(Stored records)
#####
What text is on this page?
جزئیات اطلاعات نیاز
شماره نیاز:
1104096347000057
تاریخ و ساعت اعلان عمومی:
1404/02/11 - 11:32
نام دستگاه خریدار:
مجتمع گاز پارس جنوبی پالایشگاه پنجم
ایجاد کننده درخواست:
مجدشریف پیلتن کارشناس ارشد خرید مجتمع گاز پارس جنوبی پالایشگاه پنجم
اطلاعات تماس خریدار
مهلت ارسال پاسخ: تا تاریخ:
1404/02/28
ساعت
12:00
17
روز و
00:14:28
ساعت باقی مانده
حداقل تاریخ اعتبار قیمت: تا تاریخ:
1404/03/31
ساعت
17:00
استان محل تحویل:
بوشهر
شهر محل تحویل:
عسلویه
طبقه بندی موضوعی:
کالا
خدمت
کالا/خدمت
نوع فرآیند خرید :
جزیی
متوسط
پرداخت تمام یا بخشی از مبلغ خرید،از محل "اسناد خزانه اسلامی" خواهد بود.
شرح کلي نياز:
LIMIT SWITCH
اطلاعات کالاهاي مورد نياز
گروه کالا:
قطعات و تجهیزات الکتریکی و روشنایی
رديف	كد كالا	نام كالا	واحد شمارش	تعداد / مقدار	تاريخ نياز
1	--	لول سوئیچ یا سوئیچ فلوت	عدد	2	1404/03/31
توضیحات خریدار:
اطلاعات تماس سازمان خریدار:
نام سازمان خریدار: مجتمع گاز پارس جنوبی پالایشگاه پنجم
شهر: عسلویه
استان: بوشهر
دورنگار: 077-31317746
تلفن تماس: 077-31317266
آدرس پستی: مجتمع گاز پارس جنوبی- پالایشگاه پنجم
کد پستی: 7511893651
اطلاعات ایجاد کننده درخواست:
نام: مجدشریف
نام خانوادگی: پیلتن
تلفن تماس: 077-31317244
#####
Make a list of all lines in the data that contain "نياز".

Answer to this exercise:
شرح کلي نياز:
اطلاعات کالاهاي مورد نياز
رديف	كد كالا	نام كالا	واحد شمارش	تعداد / مقدار	تاريخ نياز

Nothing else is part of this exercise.